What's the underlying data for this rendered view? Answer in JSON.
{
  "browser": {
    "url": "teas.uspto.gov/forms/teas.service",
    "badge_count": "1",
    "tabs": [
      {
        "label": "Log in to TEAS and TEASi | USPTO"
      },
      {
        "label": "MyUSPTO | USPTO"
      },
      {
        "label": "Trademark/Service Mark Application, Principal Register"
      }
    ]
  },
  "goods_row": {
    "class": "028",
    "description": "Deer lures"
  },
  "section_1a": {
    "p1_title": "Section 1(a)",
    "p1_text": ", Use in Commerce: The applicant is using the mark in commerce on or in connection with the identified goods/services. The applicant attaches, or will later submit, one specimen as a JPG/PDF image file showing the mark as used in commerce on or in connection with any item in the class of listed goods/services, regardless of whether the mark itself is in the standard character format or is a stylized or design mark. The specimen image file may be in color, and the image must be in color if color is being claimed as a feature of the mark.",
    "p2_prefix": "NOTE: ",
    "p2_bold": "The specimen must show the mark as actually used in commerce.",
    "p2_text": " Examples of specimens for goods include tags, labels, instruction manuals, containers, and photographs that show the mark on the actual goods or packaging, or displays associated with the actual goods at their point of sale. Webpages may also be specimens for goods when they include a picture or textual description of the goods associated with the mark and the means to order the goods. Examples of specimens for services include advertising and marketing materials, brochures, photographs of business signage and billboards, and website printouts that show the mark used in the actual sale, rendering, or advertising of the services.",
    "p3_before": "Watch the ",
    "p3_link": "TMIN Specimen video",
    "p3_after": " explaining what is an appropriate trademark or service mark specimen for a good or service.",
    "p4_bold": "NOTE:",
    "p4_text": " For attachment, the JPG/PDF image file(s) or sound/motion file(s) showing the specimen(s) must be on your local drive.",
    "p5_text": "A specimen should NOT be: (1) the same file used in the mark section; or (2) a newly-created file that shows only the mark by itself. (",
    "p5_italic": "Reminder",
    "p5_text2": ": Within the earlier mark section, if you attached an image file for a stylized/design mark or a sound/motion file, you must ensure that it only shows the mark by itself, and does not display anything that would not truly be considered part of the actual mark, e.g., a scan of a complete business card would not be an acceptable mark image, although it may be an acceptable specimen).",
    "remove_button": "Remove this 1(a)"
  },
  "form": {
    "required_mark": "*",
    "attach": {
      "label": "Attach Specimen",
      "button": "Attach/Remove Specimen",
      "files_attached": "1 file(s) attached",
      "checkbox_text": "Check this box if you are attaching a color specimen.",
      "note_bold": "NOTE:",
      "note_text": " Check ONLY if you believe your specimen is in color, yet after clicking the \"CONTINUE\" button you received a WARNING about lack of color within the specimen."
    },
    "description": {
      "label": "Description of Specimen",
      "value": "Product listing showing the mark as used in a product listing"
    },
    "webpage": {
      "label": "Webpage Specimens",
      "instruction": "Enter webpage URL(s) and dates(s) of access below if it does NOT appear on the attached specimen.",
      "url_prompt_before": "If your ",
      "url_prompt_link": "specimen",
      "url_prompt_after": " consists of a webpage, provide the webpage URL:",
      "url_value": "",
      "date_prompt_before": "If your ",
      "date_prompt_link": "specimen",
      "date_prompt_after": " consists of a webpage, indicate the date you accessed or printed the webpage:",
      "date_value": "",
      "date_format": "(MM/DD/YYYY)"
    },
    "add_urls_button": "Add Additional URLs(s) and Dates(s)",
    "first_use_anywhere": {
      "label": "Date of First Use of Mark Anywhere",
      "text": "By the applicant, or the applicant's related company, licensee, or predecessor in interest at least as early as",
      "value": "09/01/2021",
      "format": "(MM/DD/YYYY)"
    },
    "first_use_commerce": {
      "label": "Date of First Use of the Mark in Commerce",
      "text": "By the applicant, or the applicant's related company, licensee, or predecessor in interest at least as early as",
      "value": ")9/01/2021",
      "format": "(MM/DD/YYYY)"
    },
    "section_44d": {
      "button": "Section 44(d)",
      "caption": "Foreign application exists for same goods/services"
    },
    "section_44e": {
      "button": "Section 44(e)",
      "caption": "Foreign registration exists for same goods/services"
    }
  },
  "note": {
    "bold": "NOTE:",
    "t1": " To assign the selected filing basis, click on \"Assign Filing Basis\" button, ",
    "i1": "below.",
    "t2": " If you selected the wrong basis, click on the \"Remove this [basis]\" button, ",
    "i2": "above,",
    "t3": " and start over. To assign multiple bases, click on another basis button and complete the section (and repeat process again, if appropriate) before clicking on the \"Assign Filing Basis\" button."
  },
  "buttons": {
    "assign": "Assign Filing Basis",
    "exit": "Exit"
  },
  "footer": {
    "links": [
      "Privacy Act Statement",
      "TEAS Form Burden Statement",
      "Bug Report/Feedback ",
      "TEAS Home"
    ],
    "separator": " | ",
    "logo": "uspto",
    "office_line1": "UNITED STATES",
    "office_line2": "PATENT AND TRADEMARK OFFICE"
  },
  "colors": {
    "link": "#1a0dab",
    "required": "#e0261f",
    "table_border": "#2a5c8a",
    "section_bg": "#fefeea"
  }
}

**Problem requirements:** Go through the records above and set each one down exactly, please.

**Solution to this exercise:**
What's the underlying data for this rendered view? Answer in JSON.
{
  "browser": {
    "url": "teas.uspto.gov/forms/teas.service",
    "badge_count": "1",
    "tabs": [
      {
        "label": "Log in to TEAS and TEASi | USPTO"
      },
      {
        "label": "MyUSPTO | USPTO"
      },
      {
        "label": "Trademark/Service Mark Application, Principal Register"
      }
    ]
  },
  "goods_row": {
    "class": "028",
    "description": "Deer lures"
  },
  "section_1a": {
    "p1_title": "Section 1(a)",
    "p1_text": ", Use in Commerce: The applicant is using the mark in commerce on or in connection with the identified goods/services. The applicant attaches, or will later submit, one specimen as a JPG/PDF image file showing the mark as used in commerce on or in connection with any item in the class of listed goods/services, regardless of whether the mark itself is in the standard character format or is a stylized or design mark. The specimen image file may be in color, and the image must be in color if color is being claimed as a feature of the mark.",
    "p2_prefix": "NOTE: ",
    "p2_bold": "The specimen must show the mark as actually used in commerce.",
    "p2_text": " Examples of specimens for goods include tags, labels, instruction manuals, containers, and photographs that show the mark on the actual goods or packaging, or displays associated with the actual goods at their point of sale. Webpages may also be specimens for goods when they include a picture or textual description of the goods associated with the mark and the means to order the goods. Examples of specimens for services include advertising and marketing materials, brochures, photographs of business signage and billboards, and website printouts that show the mark used in the actual sale, rendering, or advertising of the services.",
    "p3_before": "Watch the ",
    "p3_link": "TMIN Specimen video",
    "p3_after": " explaining what is an appropriate trademark or service mark specimen for a good or service.",
    "p4_bold": "NOTE:",
    "p4_text": " For attachment, the JPG/PDF image file(s) or sound/motion file(s) showing the specimen(s) must be on your local drive.",
    "p5_text": "A specimen should NOT be: (1) the same file used in the mark section; or (2) a newly-created file that shows only the mark by itself. (",
    "p5_italic": "Reminder",
    "p5_text2": ": Within the earlier mark section, if you attached an image file for a stylized/design mark or a sound/motion file, you must ensure that it only shows the mark by itself, and does not display anything that would not truly be considered part of the actual mark, e.g., a scan of a complete business card would not be an acceptable mark image, although it may be an acceptable specimen).",
    "remove_button": "Remove this 1(a)"
  },
  "form": {
    "required_mark": "*",
    "attach": {
      "label": "Attach Specimen",
      "button": "Attach/Remove Specimen",
      "files_attached": "1 file(s) attached",
      "checkbox_text": "Check this box if you are attaching a color specimen.",
      "note_bold": "NOTE:",
      "note_text": " Check ONLY if you believe your specimen is in color, yet after clicking the \"CONTINUE\" button you received a WARNING about lack of color within the specimen."
    },
    "description": {
      "label": "Description of Specimen",
      "value": "Product listing showing the mark as used in a product listing"
    },
    "webpage": {
      "label": "Webpage Specimens",
      "instruction": "Enter webpage URL(s) and dates(s) of access below if it does NOT appear on the attached specimen.",
      "url_prompt_before": "If your ",
      "url_prompt_link": "specimen",
      "url_prompt_after": " consists of a webpage, provide the webpage URL:",
      "url_value": "",
      "date_prompt_before": "If your ",
      "date_prompt_link": "specimen",
      "date_prompt_after": " consists of a webpage, indicate the date you accessed or printed the webpage:",
      "date_value": "",
      "date_format": "(MM/DD/YYYY)"
    },
    "add_urls_button": "Add Additional URLs(s) and Dates(s)",
    "first_use_anywhere": {
      "label": "Date of First Use of Mark Anywhere",
      "text": "By the applicant, or the applicant's related company, licensee, or predecessor in interest at least as early as",
      "value": "09/01/2021",
      "format": "(MM/DD/YYYY)"
    },
    "first_use_commerce": {
      "label": "Date of First Use of the Mark in Commerce",
      "text": "By the applicant, or the applicant's related company, licensee, or predecessor in interest at least as early as",
      "value": ")9/01/2021",
      "format": "(MM/DD/YYYY)"
    },
    "section_44d": {
      "button": "Section 44(d)",
      "caption": "Foreign application exists for same goods/services"
    },
    "section_44e": {
      "button": "Section 44(e)",
      "caption": "Foreign registration exists for same goods/services"
    }
  },
  "note": {
    "bold": "NOTE:",
    "t1": " To assign the selected filing basis, click on \"Assign Filing Basis\" button, ",
    "i1": "below.",
    "t2": " If you selected the wrong basis, click on the \"Remove this [basis]\" button, ",
    "i2": "above,",
    "t3": " and start over. To assign multiple bases, click on another basis button and complete the section (and repeat process again, if appropriate) before clicking on the \"Assign Filing Basis\" button."
  },
  "buttons": {
    "assign": "Assign Filing Basis",
    "exit": "Exit"
  },
  "footer": {
    "links": [
      "Privacy Act Statement",
      "TEAS Form Burden Statement",
      "Bug Report/Feedback ",
      "TEAS Home"
    ],
    "separator": " | ",
    "logo": "uspto",
    "office_line1": "UNITED STATES",
    "office_line2": "PATENT AND TRADEMARK OFFICE"
  },
  "colors": {
    "link": "#1a0dab",
    "required": "#e0261f",
    "table_border": "#2a5c8a",
    "section_bg": "#fefeea"
  }
}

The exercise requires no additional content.